:: GIVEN DATA

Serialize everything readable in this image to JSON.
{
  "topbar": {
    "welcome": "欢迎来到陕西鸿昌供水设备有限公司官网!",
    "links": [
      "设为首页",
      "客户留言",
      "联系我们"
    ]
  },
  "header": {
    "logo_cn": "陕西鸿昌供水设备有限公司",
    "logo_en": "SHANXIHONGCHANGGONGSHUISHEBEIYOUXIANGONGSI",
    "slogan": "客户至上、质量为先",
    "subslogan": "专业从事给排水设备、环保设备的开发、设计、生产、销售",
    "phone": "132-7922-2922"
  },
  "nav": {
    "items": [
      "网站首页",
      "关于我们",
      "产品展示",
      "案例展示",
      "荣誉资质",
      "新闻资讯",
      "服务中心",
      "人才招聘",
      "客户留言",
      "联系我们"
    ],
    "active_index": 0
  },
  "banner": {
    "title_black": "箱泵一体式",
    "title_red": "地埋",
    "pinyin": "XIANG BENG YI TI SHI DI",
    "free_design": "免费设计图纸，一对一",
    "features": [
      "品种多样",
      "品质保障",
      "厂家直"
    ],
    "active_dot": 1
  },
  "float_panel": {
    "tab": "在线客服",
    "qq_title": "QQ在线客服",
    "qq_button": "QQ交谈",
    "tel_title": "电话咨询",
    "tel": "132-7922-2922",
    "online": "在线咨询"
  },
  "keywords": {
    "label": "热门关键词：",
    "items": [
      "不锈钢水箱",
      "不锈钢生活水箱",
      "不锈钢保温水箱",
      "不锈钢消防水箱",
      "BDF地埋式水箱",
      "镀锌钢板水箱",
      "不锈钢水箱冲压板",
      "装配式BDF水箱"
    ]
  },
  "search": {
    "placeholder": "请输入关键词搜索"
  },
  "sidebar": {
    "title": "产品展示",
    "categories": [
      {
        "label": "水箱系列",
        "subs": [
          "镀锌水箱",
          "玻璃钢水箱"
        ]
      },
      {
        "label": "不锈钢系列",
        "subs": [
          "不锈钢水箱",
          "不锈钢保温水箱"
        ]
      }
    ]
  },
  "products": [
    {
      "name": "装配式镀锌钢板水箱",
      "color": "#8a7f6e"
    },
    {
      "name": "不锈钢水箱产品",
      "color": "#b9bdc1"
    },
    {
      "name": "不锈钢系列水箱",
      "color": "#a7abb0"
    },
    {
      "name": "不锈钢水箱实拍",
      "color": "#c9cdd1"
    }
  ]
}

::::
:: GIVEN DATA

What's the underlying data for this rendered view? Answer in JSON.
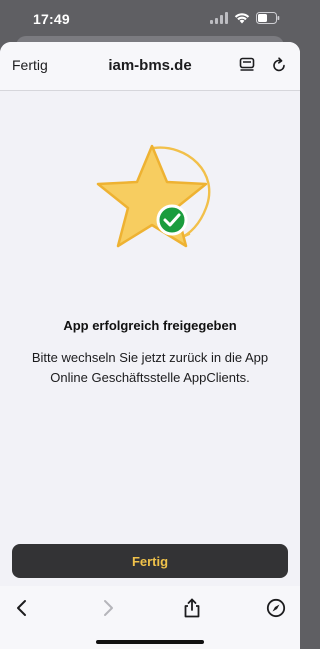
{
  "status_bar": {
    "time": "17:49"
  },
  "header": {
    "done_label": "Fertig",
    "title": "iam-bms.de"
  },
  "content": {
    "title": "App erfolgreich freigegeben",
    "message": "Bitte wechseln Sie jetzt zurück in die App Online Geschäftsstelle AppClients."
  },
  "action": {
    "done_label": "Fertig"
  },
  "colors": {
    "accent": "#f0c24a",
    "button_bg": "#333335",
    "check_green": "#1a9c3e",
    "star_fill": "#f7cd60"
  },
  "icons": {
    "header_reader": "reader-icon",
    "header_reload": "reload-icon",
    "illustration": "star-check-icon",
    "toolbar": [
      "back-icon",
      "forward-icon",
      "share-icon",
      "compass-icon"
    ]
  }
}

::::
:: GIVEN DATA

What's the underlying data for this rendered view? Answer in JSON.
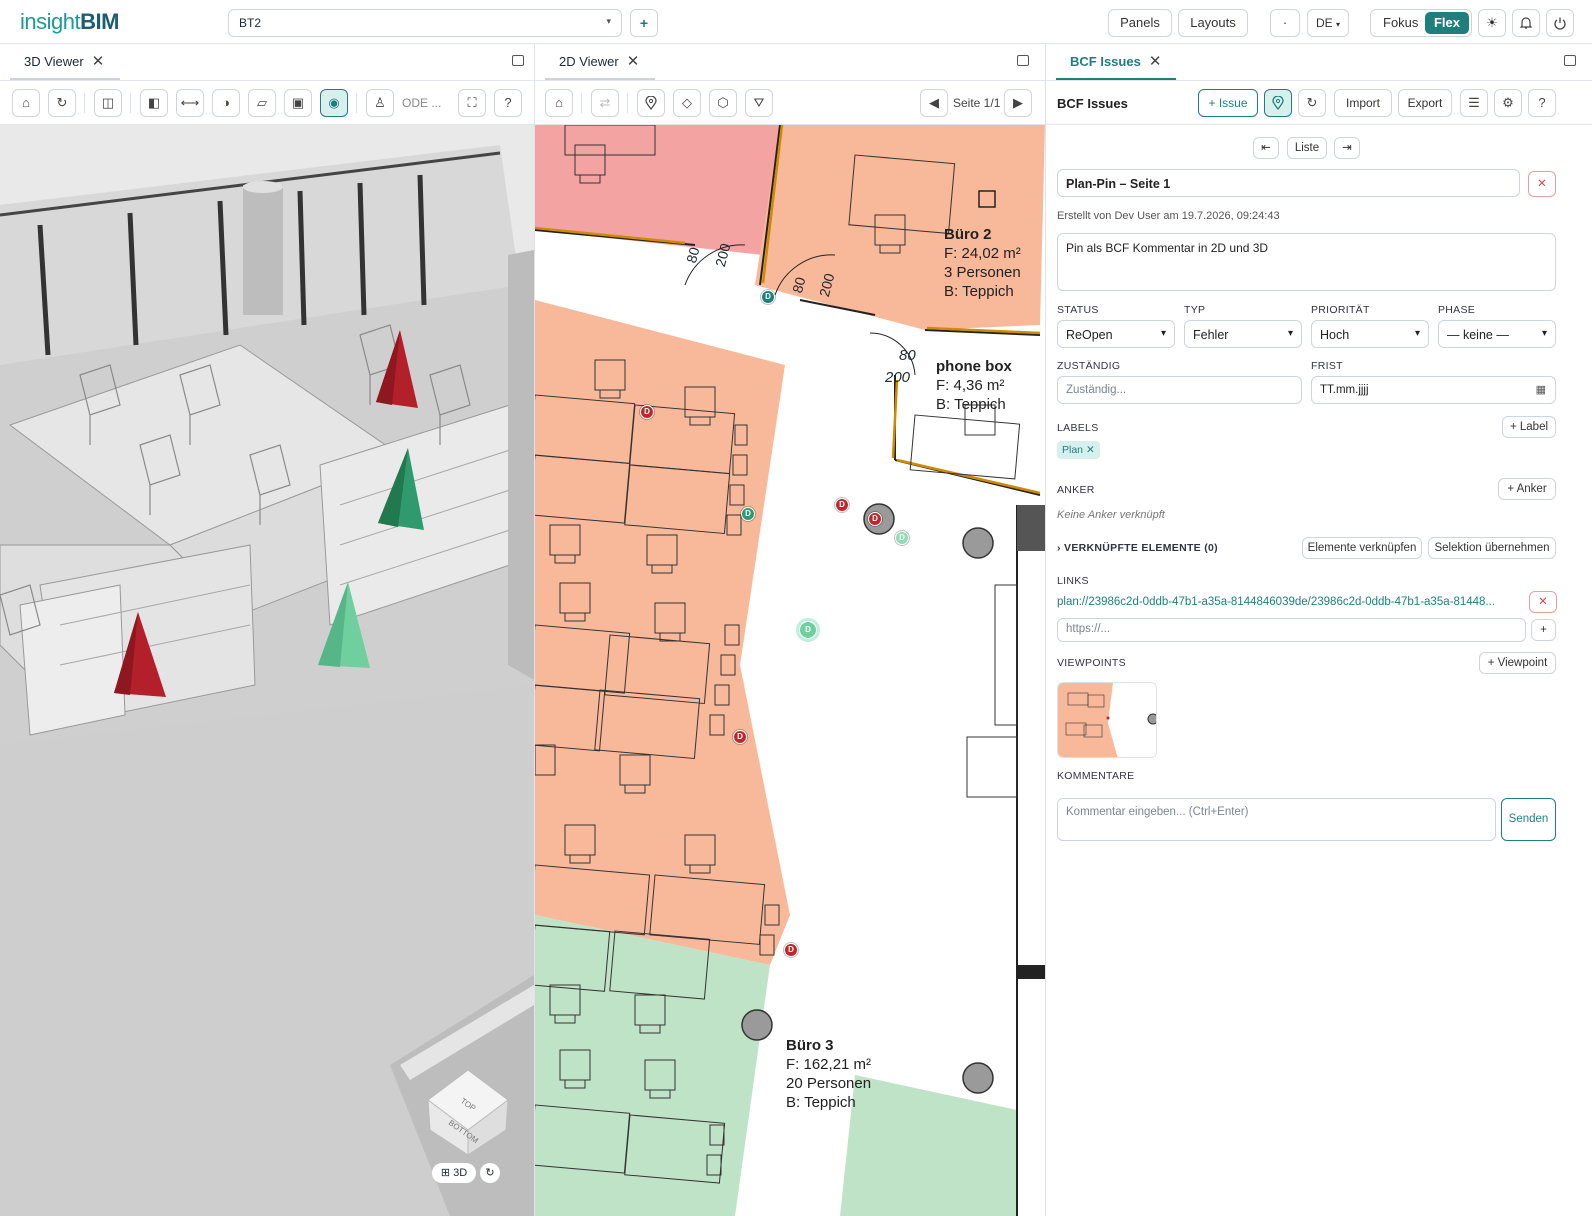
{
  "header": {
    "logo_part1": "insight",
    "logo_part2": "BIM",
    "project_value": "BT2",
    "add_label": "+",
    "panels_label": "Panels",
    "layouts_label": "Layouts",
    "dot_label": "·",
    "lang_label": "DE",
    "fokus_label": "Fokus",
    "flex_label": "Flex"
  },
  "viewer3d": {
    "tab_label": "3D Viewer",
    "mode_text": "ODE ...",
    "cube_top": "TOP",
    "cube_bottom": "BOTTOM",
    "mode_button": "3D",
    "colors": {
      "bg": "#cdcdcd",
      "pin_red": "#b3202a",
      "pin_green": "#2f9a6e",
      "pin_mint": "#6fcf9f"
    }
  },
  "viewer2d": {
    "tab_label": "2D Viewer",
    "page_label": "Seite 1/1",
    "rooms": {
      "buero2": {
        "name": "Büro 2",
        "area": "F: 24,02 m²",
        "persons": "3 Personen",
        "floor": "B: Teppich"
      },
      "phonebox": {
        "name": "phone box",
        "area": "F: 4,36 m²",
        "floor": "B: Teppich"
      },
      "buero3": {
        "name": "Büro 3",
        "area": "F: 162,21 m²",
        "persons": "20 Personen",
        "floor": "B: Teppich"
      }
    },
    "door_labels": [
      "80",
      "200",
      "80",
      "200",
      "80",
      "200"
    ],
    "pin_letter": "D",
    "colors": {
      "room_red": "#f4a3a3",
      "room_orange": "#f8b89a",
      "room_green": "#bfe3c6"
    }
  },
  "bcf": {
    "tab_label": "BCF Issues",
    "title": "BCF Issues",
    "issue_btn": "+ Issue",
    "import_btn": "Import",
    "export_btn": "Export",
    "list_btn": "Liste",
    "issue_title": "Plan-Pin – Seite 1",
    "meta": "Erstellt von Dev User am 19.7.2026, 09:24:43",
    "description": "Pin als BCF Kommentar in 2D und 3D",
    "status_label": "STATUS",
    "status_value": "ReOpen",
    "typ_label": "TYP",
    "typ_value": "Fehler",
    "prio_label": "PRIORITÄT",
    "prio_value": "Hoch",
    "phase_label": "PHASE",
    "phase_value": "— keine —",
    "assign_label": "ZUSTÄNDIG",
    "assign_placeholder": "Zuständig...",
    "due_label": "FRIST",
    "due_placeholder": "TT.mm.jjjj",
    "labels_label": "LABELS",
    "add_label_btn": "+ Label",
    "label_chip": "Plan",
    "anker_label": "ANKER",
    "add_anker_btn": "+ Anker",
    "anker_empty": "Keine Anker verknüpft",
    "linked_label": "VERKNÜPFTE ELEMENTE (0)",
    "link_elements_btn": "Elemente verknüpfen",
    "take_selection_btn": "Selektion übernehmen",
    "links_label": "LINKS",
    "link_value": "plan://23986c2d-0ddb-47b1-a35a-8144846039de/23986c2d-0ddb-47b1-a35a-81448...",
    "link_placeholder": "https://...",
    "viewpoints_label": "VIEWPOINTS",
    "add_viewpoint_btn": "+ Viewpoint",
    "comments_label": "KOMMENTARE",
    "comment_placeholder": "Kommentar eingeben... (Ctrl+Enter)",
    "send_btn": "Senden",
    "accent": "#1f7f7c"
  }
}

::::

§ **GIVEN INSTRUCTION**
Find every line in the listing that holds the string "Personen", then say how many there are as a bare number.

§ **SOLUTION BELOW**
2